### Your task
Carry the Grafana proof-of-concept text forward from the point where it stops, keeping its format and technical register.

— START OF Reading text —

Proof of Concept
Proof-of-concept (executable steps) to reproduce the vulnerability before the fix:
- DoS via oversized index file (derives from misadvertised manifest size or out-of-band growth):
1) In a Grafana deployment, configure BucketRemoteIndexStore to use a storage bucket (e.g., S3-compatible or in-memory test bucket).
2) Create a manifest meta.json that advertises a small size for a file, for example: { "GrafanaBuildVersion": "11.0.0", "Files": {"store/root.bolt": 10} }
3) Place a much larger object at the key corresponding to the manifest’s file, e.g., a 10000-byte file at the path that meta.json references.
4) Trigger the DownloadIndex operation (which reads meta.json and streams the file data to disk). In the unpatched code, Grafana could stream the large object to disk, exhausting disk space or I/O bandwidth before detection.
5) Observe unbounded data transfer or resource exhaustion before the manifest/size discrepancy is detected.
- Race condition in distributed lock heartbeat: (conceptual steps)
1) Run multiple replicas offering the same lock key with a TTL and heartbeat at the same time.
2) Without the patch, the exact boundary where a new lock could be acquired overlaps with the lease expiration, enabling race conditions or split-brain behavior.
3) With the patch, loss is declared one heartbeat interval before the TTL boundary, reducing the window for another replica to acquire the lock, mitigating the race.

— END OF Reading text —
— START OF Material supplied —

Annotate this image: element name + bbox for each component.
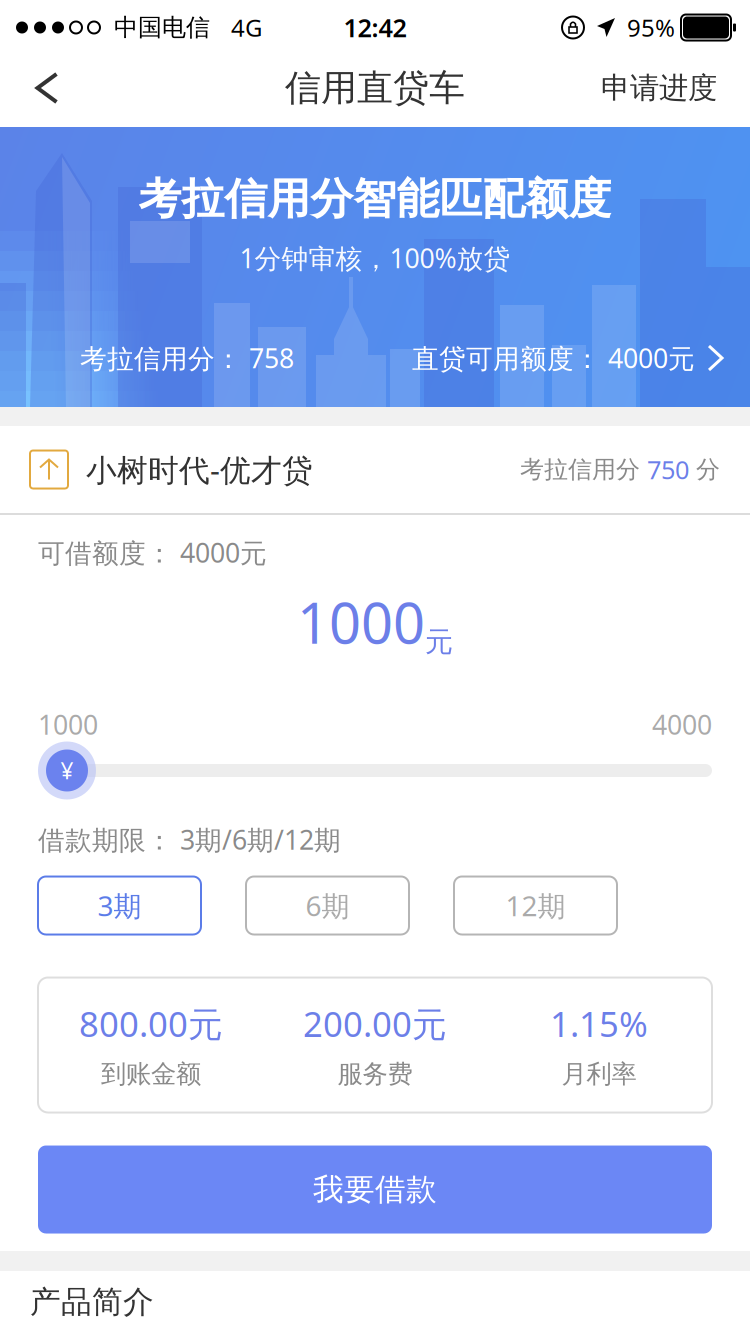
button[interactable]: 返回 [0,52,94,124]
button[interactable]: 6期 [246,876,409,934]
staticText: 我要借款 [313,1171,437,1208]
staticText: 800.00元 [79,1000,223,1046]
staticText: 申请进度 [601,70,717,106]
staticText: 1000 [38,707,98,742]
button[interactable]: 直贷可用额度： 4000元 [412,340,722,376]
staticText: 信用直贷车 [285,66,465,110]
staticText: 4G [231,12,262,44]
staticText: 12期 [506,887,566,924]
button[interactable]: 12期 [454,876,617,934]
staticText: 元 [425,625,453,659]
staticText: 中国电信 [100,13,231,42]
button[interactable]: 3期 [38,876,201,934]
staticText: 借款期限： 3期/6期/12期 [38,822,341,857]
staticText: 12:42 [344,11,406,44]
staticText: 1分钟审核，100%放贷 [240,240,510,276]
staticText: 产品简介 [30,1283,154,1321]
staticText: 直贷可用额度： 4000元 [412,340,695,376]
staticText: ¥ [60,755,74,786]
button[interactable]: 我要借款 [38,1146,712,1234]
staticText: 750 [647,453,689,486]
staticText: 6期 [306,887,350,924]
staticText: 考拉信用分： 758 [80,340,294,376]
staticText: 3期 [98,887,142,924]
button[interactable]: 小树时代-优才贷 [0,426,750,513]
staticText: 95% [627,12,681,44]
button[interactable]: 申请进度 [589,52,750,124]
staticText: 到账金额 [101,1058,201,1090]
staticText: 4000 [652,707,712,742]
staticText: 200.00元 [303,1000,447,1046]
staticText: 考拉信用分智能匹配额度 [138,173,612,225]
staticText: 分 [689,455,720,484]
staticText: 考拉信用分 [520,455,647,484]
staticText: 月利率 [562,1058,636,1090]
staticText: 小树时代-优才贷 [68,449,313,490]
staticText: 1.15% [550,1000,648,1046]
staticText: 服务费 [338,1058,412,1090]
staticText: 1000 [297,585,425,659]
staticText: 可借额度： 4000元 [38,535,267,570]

— END OF Material supplied —
— START OF Material supplied —

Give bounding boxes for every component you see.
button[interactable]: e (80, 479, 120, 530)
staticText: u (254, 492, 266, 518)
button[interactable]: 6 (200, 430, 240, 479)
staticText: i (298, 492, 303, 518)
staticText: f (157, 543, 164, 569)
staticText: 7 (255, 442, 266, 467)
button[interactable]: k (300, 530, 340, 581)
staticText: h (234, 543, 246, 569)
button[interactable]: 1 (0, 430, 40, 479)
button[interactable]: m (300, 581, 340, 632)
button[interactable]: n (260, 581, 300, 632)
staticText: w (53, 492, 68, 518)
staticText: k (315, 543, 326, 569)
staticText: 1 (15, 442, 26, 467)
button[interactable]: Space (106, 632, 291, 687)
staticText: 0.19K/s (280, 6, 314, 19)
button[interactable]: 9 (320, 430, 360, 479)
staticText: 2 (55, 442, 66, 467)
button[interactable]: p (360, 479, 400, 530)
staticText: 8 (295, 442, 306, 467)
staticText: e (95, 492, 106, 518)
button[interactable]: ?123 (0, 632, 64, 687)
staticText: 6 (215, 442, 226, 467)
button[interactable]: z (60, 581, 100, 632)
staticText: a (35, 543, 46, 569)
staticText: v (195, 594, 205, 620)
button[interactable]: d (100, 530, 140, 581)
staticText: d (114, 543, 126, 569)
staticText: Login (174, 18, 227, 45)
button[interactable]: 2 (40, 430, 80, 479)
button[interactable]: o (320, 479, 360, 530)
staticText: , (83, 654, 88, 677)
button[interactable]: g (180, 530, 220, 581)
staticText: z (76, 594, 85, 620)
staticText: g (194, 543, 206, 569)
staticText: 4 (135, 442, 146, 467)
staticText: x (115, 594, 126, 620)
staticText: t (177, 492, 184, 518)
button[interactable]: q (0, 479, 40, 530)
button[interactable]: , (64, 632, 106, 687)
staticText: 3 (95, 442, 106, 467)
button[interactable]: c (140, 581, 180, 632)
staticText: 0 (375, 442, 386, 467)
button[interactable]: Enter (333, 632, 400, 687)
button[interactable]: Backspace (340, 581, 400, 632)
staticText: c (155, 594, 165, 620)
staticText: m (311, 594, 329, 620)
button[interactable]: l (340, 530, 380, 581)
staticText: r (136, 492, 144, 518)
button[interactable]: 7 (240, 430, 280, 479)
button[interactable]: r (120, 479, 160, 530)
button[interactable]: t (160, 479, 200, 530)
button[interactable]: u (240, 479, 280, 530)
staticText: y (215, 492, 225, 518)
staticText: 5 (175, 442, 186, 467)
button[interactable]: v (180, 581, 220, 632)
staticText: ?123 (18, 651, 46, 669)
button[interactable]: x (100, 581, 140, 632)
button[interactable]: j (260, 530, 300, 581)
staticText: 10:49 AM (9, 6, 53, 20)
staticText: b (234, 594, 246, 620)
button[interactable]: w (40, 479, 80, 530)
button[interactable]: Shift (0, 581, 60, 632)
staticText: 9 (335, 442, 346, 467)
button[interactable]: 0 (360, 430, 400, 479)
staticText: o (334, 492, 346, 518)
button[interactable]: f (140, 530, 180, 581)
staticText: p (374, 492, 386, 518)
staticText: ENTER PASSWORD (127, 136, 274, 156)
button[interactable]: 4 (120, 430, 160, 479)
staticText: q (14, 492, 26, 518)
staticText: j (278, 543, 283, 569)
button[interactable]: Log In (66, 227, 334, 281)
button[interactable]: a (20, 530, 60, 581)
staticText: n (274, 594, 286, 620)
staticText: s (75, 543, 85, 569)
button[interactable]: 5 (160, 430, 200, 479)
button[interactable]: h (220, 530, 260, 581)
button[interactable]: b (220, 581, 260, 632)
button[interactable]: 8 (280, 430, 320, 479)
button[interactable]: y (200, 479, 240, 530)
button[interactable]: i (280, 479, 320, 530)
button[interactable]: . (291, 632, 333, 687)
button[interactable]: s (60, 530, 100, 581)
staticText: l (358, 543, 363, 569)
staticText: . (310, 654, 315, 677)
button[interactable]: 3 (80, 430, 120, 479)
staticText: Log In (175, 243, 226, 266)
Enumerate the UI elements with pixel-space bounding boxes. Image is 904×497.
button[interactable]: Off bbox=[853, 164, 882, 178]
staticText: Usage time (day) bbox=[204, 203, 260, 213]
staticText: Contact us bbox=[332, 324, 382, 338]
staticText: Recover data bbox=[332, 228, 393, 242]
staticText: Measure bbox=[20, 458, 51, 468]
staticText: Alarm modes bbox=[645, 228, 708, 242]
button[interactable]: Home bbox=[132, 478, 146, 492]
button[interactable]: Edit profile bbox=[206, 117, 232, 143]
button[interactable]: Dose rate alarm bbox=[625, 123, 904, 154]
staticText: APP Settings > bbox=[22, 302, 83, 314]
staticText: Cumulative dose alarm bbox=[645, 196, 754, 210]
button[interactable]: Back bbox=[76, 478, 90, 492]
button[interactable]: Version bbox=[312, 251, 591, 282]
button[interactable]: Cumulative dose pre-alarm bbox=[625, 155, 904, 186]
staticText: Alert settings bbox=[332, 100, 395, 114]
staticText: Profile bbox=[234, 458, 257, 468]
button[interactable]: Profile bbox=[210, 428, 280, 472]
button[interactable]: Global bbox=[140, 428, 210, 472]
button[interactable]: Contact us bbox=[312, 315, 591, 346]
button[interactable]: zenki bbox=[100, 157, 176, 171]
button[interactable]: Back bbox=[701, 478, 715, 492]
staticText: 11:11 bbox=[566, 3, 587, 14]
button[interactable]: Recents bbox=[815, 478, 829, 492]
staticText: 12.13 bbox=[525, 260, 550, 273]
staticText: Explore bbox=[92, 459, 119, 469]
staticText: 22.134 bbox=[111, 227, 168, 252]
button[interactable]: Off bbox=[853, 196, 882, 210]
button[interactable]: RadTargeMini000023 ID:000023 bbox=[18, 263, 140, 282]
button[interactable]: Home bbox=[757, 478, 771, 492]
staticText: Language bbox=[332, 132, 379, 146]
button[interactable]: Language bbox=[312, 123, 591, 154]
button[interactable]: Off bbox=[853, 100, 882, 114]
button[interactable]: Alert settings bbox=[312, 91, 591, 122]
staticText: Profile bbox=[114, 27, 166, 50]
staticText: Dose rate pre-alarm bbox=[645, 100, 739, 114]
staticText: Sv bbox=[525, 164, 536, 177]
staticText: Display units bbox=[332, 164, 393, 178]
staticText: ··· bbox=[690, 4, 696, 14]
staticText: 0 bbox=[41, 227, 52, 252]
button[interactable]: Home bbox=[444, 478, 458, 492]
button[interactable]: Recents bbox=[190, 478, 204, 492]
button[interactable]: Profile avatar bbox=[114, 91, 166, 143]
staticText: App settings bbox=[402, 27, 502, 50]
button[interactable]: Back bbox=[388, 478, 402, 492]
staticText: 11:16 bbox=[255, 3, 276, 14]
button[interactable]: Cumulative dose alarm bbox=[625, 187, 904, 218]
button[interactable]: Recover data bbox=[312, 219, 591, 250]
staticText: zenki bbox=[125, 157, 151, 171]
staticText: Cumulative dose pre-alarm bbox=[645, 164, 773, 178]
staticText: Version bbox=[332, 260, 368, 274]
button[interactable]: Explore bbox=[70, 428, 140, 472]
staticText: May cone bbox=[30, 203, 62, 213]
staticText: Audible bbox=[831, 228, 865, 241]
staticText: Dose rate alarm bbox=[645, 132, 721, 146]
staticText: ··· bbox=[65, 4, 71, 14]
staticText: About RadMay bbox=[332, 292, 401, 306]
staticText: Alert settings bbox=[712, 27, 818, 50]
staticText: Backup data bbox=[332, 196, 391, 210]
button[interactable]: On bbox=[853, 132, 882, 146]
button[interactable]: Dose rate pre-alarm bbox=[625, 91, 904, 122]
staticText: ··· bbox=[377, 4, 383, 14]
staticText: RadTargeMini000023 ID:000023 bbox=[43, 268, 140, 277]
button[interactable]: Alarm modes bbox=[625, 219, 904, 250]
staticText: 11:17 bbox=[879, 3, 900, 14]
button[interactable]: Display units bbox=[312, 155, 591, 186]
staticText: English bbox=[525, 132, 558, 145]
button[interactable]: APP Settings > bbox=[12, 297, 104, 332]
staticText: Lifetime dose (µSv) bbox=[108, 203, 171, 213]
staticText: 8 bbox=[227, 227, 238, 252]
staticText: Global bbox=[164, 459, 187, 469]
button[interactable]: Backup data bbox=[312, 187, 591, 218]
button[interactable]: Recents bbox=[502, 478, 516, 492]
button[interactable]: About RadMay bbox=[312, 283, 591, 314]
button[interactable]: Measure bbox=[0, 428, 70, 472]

— END OF Material supplied —

### Output
A concrete, post-fix PoC is demonstrated by the unit tests added in this commit (TestRemoteIndexStore_DownloadRejectsOversizedFile and TestObjectStorageLock_HeartbeatLossDetectedBeforeTTL). To exercise the updated behavior directly in this repository, you can run:
go test ./pkg/storage/unified/search -run TestRemoteIndexStore_DownloadRejectsOversizedFile
go test ./pkg/storage/unified/search -run TestObjectStorageLock_HeartbeatLossDetectedBeforeTTL
The tests validate that oversized downloads are rejected with an explicit error and that heartbeat loss is detected before TTL, respectively.
Code Diff
diff --git a/pkg/storage/unified/search/lock_objstore.go b/pkg/storage/unified/search/lock_objstore.go
index 0e05823b7291..dc4b5510af0d 100644
--- a/pkg/storage/unified/search/lock_objstore.go
+++ b/pkg/storage/unified/search/lock_objstore.go
@@ -170,9 +170,12 @@ func (l *objectStorageLock) runHeartbeat(ctx context.Context, done chan struct{}
ticker := time.NewTicker(l.heartbeatInterval)
defer ticker.Stop()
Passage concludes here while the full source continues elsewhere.